[START Records shown]

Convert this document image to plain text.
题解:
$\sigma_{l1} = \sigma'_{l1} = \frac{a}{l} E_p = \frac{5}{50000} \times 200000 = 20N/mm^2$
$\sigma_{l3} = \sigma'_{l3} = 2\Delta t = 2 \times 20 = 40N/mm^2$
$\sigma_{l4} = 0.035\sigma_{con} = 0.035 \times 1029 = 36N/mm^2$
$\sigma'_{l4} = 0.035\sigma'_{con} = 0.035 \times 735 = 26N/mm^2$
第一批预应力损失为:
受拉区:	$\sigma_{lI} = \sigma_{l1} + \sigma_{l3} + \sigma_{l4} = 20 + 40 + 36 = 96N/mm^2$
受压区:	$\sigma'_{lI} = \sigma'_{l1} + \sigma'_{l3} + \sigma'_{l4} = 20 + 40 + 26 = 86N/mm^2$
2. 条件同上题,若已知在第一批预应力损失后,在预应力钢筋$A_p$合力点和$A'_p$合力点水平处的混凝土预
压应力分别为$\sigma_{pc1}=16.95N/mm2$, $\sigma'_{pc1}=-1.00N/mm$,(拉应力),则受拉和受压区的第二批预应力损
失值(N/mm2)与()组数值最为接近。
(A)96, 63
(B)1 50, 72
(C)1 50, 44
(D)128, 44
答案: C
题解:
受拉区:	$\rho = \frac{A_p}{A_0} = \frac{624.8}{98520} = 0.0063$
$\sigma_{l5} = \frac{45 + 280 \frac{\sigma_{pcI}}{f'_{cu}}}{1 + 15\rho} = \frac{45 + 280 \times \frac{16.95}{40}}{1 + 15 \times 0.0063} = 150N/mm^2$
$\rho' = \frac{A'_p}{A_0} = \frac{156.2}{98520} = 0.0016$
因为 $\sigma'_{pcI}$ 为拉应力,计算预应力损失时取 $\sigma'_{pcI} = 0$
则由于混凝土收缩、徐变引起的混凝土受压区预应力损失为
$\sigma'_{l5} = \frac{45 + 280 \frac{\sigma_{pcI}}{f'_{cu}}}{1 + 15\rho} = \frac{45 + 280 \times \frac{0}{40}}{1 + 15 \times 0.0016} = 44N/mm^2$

[END Records shown]

What to do — Across the data above, how many lines include the word "frac"? Give only the count.

The response — 5